| GIVEN REQUEST |
Copy out the material below with "screenshot" swapped for "screen capture" everywhere and nothing else changed. Leave the pictures out.

┄┄┄┄┄┄┄┄┄┄

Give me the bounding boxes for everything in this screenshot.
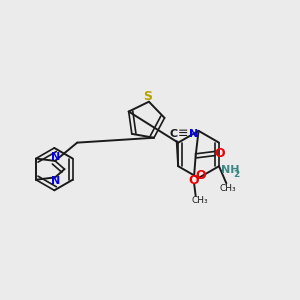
Text: N: N <box>189 129 198 139</box>
Text: NH: NH <box>221 165 239 175</box>
Text: CH₃: CH₃ <box>220 184 236 193</box>
Text: O: O <box>196 169 206 182</box>
Text: C: C <box>170 129 178 139</box>
Text: CH₃: CH₃ <box>192 196 208 205</box>
Text: 2: 2 <box>233 169 239 178</box>
Text: N: N <box>51 152 61 162</box>
Text: O: O <box>215 147 225 160</box>
Text: S: S <box>143 90 152 103</box>
Text: O: O <box>189 174 200 187</box>
Text: N: N <box>51 176 61 186</box>
Text: ≡: ≡ <box>178 127 188 140</box>
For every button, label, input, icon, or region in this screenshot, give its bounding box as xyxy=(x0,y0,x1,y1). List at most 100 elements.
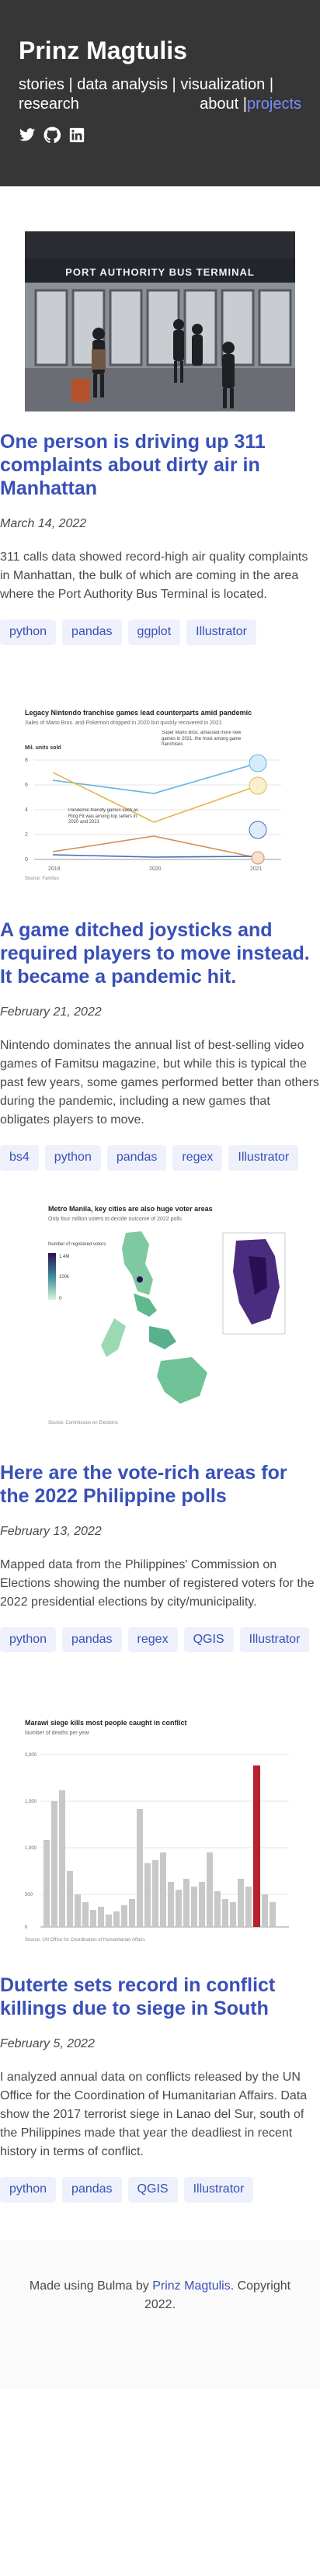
nav-separator: | xyxy=(242,95,247,113)
chart-y-unit: Mil. units sold xyxy=(25,745,61,751)
tag[interactable]: python xyxy=(0,1626,57,1653)
nav-visualization[interactable]: visualization xyxy=(180,76,266,94)
chart-source: Source: Famitsu xyxy=(25,877,59,881)
footer-prefix: Made using Bulma by xyxy=(29,2279,153,2293)
legend-title: Number of registered voters xyxy=(48,1242,106,1247)
post-image-voter-map[interactable]: Metro Manila, key cities are also huge v… xyxy=(33,1201,289,1435)
linkedin-icon[interactable] xyxy=(68,127,85,144)
franchise-logo-icon xyxy=(251,851,265,865)
chart-annotation: Super Mario Bros. amassed more new games… xyxy=(162,730,242,747)
y-tick-label: 0 xyxy=(25,1925,28,1930)
y-tick-label: 4 xyxy=(25,807,28,813)
tag[interactable]: pandas xyxy=(62,620,122,645)
legend-scale xyxy=(48,1252,56,1300)
post-card: Legacy Nintendo franchise games lead cou… xyxy=(0,645,320,1171)
site-header: Prinz Magtulis stories | data analysis |… xyxy=(0,0,320,186)
footer-author-link[interactable]: Prinz Magtulis xyxy=(152,2279,231,2293)
tag[interactable]: Illustrator xyxy=(228,1144,299,1171)
series-line xyxy=(52,772,259,823)
x-tick-label: 2020 xyxy=(149,866,162,872)
tag[interactable]: QGIS xyxy=(183,1626,234,1653)
tag[interactable]: regex xyxy=(172,1144,223,1171)
chart-subtitle: Sales of Mario Bros. and Pokemon dropped… xyxy=(25,720,222,726)
tag[interactable]: python xyxy=(0,620,57,645)
chart-title: Marawi siege kills most people caught in… xyxy=(25,1719,187,1727)
post-image-nintendo-chart[interactable]: Legacy Nintendo franchise games lead cou… xyxy=(25,705,295,881)
tag-list: python pandas regex QGIS Illustrator xyxy=(0,1626,320,1653)
tag[interactable]: python xyxy=(0,2177,57,2203)
y-tick-label: 2 xyxy=(25,832,28,838)
tag-list: python pandas ggplot Illustrator xyxy=(0,620,320,645)
post-title[interactable]: Duterte sets record in conflict killings… xyxy=(0,1974,276,2020)
site-footer: Made using Bulma by Prinz Magtulis. Copy… xyxy=(0,2240,320,2390)
mindanao-shape xyxy=(157,1356,207,1404)
tag[interactable]: python xyxy=(44,1144,101,1171)
franchise-logo-icon xyxy=(249,821,267,839)
nav-about[interactable]: about xyxy=(200,95,239,113)
map-subtitle: Only four million voters to decide outco… xyxy=(48,1217,182,1222)
footer-text: Made using Bulma by Prinz Magtulis. Copy… xyxy=(19,2277,301,2314)
luzon-shape xyxy=(122,1231,153,1295)
post-description: Nintendo dominates the annual list of be… xyxy=(0,1038,319,1127)
bar-group xyxy=(43,1790,252,1928)
post-card: PORT AUTHORITY BUS TERMINAL One person i… xyxy=(0,186,320,645)
y-tick-label: 500 xyxy=(25,1893,33,1897)
nav-projects[interactable]: projects xyxy=(246,95,301,113)
tag[interactable]: Illustrator xyxy=(186,620,256,645)
tag[interactable]: regex xyxy=(127,1626,178,1653)
site-title[interactable]: Prinz Magtulis xyxy=(19,36,187,64)
post-date: February 21, 2022 xyxy=(0,1005,102,1019)
nav-stories[interactable]: stories xyxy=(19,76,64,94)
post-title[interactable]: A game ditched joysticks and required pl… xyxy=(0,918,310,988)
tag-list: python pandas QGIS Illustrator xyxy=(0,2177,320,2203)
post-date: February 5, 2022 xyxy=(0,2037,95,2051)
y-tick-label: 0 xyxy=(25,857,28,863)
y-tick-label: 6 xyxy=(25,783,28,788)
visayas-shape xyxy=(149,1325,176,1349)
x-tick-label: 2019 xyxy=(48,866,61,872)
franchise-logo-icon xyxy=(249,754,267,772)
post-description: Mapped data from the Philippines' Commis… xyxy=(0,1557,315,1609)
y-tick-label: 2,000 xyxy=(25,1753,37,1758)
tag[interactable]: pandas xyxy=(62,1626,122,1653)
palawan-shape xyxy=(101,1318,126,1357)
social-links xyxy=(19,127,301,144)
main-nav: stories | data analysis | visualization … xyxy=(19,75,301,114)
post-description: 311 calls data showed record-high air qu… xyxy=(0,550,308,601)
twitter-icon[interactable] xyxy=(19,127,36,144)
tag[interactable]: pandas xyxy=(62,2177,122,2203)
nav-data-analysis[interactable]: data analysis xyxy=(77,76,168,94)
tag[interactable]: ggplot xyxy=(127,620,181,645)
tag[interactable]: Illustrator xyxy=(183,2177,254,2203)
tag[interactable]: Illustrator xyxy=(239,1626,310,1653)
tag[interactable]: bs4 xyxy=(0,1144,39,1171)
y-tick-label: 8 xyxy=(25,758,28,763)
y-tick-label: 1,000 xyxy=(25,1846,37,1851)
chart-title: Legacy Nintendo franchise games lead cou… xyxy=(25,709,252,717)
nav-research[interactable]: research xyxy=(19,95,79,113)
post-image-bus-terminal[interactable]: PORT AUTHORITY BUS TERMINAL xyxy=(25,231,295,411)
chart-annotation: Pandemic-friendly games such as Ring Fit… xyxy=(68,807,139,825)
post-card: Marawi siege kills most people caught in… xyxy=(0,1652,320,2203)
tag[interactable]: pandas xyxy=(106,1144,167,1171)
map-source: Source: Commission on Elections xyxy=(48,1421,118,1425)
github-icon[interactable] xyxy=(43,127,61,144)
legend-value: 100k xyxy=(59,1275,70,1279)
tag[interactable]: QGIS xyxy=(127,2177,178,2203)
post-card: Metro Manila, key cities are also huge v… xyxy=(0,1171,320,1653)
chart-subtitle: Number of deaths per year xyxy=(25,1731,90,1736)
series-line xyxy=(52,835,259,859)
post-image-conflict-chart[interactable]: Marawi siege kills most people caught in… xyxy=(25,1716,295,1946)
post-title[interactable]: Here are the vote-rich areas for the 202… xyxy=(0,1461,287,1507)
series-line xyxy=(52,853,259,858)
post-title[interactable]: One person is driving up 311 complaints … xyxy=(0,431,266,499)
post-description: I analyzed annual data on conflicts rele… xyxy=(0,2071,308,2159)
terminal-sign-text: PORT AUTHORITY BUS TERMINAL xyxy=(65,266,255,278)
y-tick-label: 1,500 xyxy=(25,1800,37,1804)
footer-suffix: . Copyright 2022. xyxy=(144,2279,291,2312)
nav-separator: | xyxy=(172,76,176,94)
nav-separator: | xyxy=(269,76,274,94)
franchise-logo-icon xyxy=(249,776,267,795)
bar-highlight xyxy=(253,1765,260,1928)
series-line xyxy=(52,762,259,794)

┄┄┄┄┄┄┄┄┄┄

| CORRECT RESULT |
Give me the bounding boxes for everything in this screen capture.
Text: N: N <box>189 129 198 139</box>
Text: NH: NH <box>221 165 239 175</box>
Text: CH₃: CH₃ <box>220 184 236 193</box>
Text: O: O <box>196 169 206 182</box>
Text: C: C <box>170 129 178 139</box>
Text: CH₃: CH₃ <box>192 196 208 205</box>
Text: 2: 2 <box>233 169 239 178</box>
Text: N: N <box>51 152 61 162</box>
Text: O: O <box>215 147 225 160</box>
Text: S: S <box>143 90 152 103</box>
Text: O: O <box>189 174 200 187</box>
Text: N: N <box>51 176 61 186</box>
Text: ≡: ≡ <box>178 127 188 140</box>
For every button, label, input, icon, or region in this screen capture, give its bounding box as xyxy=(x0,y0,x1,y1). List at most 100 elements.
nav-separator: | xyxy=(242,95,247,113)
chart-y-unit: Mil. units sold xyxy=(25,745,61,751)
tag[interactable]: python xyxy=(0,1626,57,1653)
nav-visualization[interactable]: visualization xyxy=(180,76,266,94)
chart-source: Source: Famitsu xyxy=(25,877,59,881)
footer-prefix: Made using Bulma by xyxy=(29,2279,153,2293)
legend-title: Number of registered voters xyxy=(48,1242,106,1247)
post-image-voter-map[interactable]: Metro Manila, key cities are also huge v… xyxy=(33,1201,289,1435)
linkedin-icon[interactable] xyxy=(68,127,85,144)
franchise-logo-icon xyxy=(251,851,265,865)
chart-annotation: Super Mario Bros. amassed more new games… xyxy=(162,730,242,747)
y-tick-label: 0 xyxy=(25,1925,28,1930)
y-tick-label: 4 xyxy=(25,807,28,813)
tag[interactable]: pandas xyxy=(62,620,122,645)
legend-scale xyxy=(48,1252,56,1300)
post-card: Legacy Nintendo franchise games lead cou… xyxy=(0,645,320,1171)
site-header: Prinz Magtulis stories | data analysis |… xyxy=(0,0,320,186)
footer-author-link[interactable]: Prinz Magtulis xyxy=(152,2279,231,2293)
tag[interactable]: Illustrator xyxy=(228,1144,299,1171)
series-line xyxy=(52,772,259,823)
x-tick-label: 2020 xyxy=(149,866,162,872)
tag[interactable]: QGIS xyxy=(183,1626,234,1653)
tag[interactable]: regex xyxy=(172,1144,223,1171)
chart-subtitle: Sales of Mario Bros. and Pokemon dropped… xyxy=(25,720,222,726)
tag[interactable]: python xyxy=(0,620,57,645)
chart-title: Marawi siege kills most people caught in… xyxy=(25,1719,187,1727)
post-image-nintendo-chart[interactable]: Legacy Nintendo franchise games lead cou… xyxy=(25,705,295,881)
tag-list: python pandas regex QGIS Illustrator xyxy=(0,1626,320,1653)
tag[interactable]: python xyxy=(0,2177,57,2203)
y-tick-label: 2 xyxy=(25,832,28,838)
tag-list: python pandas ggplot Illustrator xyxy=(0,620,320,645)
post-title[interactable]: Duterte sets record in conflict killings… xyxy=(0,1974,276,2020)
site-footer: Made using Bulma by Prinz Magtulis. Copy… xyxy=(0,2240,320,2390)
mindanao-shape xyxy=(157,1356,207,1404)
tag[interactable]: python xyxy=(44,1144,101,1171)
franchise-logo-icon xyxy=(249,821,267,839)
nav-about[interactable]: about xyxy=(200,95,239,113)
map-subtitle: Only four million voters to decide outco… xyxy=(48,1217,182,1222)
footer-text: Made using Bulma by Prinz Magtulis. Copy… xyxy=(19,2277,301,2314)
luzon-shape xyxy=(122,1231,153,1295)
post-description: Nintendo dominates the annual list of be… xyxy=(0,1038,319,1127)
bar-group xyxy=(43,1790,252,1928)
post-card: PORT AUTHORITY BUS TERMINAL One person i… xyxy=(0,186,320,645)
y-tick-label: 500 xyxy=(25,1893,33,1897)
nav-projects[interactable]: projects xyxy=(246,95,301,113)
tag[interactable]: Illustrator xyxy=(186,620,256,645)
tag[interactable]: regex xyxy=(127,1626,178,1653)
site-title[interactable]: Prinz Magtulis xyxy=(19,36,187,64)
post-date: February 21, 2022 xyxy=(0,1005,102,1019)
nav-stories[interactable]: stories xyxy=(19,76,64,94)
post-title[interactable]: A game ditched joysticks and required pl… xyxy=(0,918,310,988)
tag-list: python pandas QGIS Illustrator xyxy=(0,2177,320,2203)
post-date: February 5, 2022 xyxy=(0,2037,95,2051)
y-tick-label: 0 xyxy=(25,857,28,863)
y-tick-label: 6 xyxy=(25,783,28,788)
visayas-shape xyxy=(149,1325,176,1349)
x-tick-label: 2019 xyxy=(48,866,61,872)
franchise-logo-icon xyxy=(249,754,267,772)
post-description: Mapped data from the Philippines' Commis… xyxy=(0,1557,315,1609)
y-tick-label: 2,000 xyxy=(25,1753,37,1758)
tag[interactable]: pandas xyxy=(62,1626,122,1653)
palawan-shape xyxy=(101,1318,126,1357)
social-links xyxy=(19,127,301,144)
main-nav: stories | data analysis | visualization … xyxy=(19,75,301,114)
post-description: 311 calls data showed record-high air qu… xyxy=(0,550,308,601)
twitter-icon[interactable] xyxy=(19,127,36,144)
tag[interactable]: pandas xyxy=(62,2177,122,2203)
nav-data-analysis[interactable]: data analysis xyxy=(77,76,168,94)
tag[interactable]: ggplot xyxy=(127,620,181,645)
tag[interactable]: Illustrator xyxy=(183,2177,254,2203)
tag[interactable]: Illustrator xyxy=(239,1626,310,1653)
tag[interactable]: bs4 xyxy=(0,1144,39,1171)
y-tick-label: 8 xyxy=(25,758,28,763)
y-tick-label: 1,000 xyxy=(25,1846,37,1851)
chart-title: Legacy Nintendo franchise games lead cou… xyxy=(25,709,252,717)
nav-research[interactable]: research xyxy=(19,95,79,113)
post-image-bus-terminal[interactable]: PORT AUTHORITY BUS TERMINAL xyxy=(25,231,295,411)
chart-annotation: Pandemic-friendly games such as Ring Fit… xyxy=(68,807,139,825)
post-card: Marawi siege kills most people caught in… xyxy=(0,1652,320,2203)
tag[interactable]: pandas xyxy=(106,1144,167,1171)
map-source: Source: Commission on Elections xyxy=(48,1421,118,1425)
github-icon[interactable] xyxy=(43,127,61,144)
legend-value: 100k xyxy=(59,1275,70,1279)
tag[interactable]: QGIS xyxy=(127,2177,178,2203)
post-card: Metro Manila, key cities are also huge v… xyxy=(0,1171,320,1653)
chart-subtitle: Number of deaths per year xyxy=(25,1731,90,1736)
series-line xyxy=(52,835,259,859)
post-image-conflict-chart[interactable]: Marawi siege kills most people caught in… xyxy=(25,1716,295,1946)
post-title[interactable]: Here are the vote-rich areas for the 202… xyxy=(0,1461,287,1507)
series-line xyxy=(52,853,259,858)
post-title[interactable]: One person is driving up 311 complaints … xyxy=(0,431,266,499)
post-description: I analyzed annual data on conflicts rele… xyxy=(0,2071,308,2159)
terminal-sign-text: PORT AUTHORITY BUS TERMINAL xyxy=(65,266,255,278)
y-tick-label: 1,500 xyxy=(25,1800,37,1804)
footer-suffix: . Copyright 2022. xyxy=(144,2279,291,2312)
nav-separator: | xyxy=(172,76,176,94)
nav-separator: | xyxy=(269,76,274,94)
franchise-logo-icon xyxy=(249,776,267,795)
bar-highlight xyxy=(253,1765,260,1928)
series-line xyxy=(52,762,259,794)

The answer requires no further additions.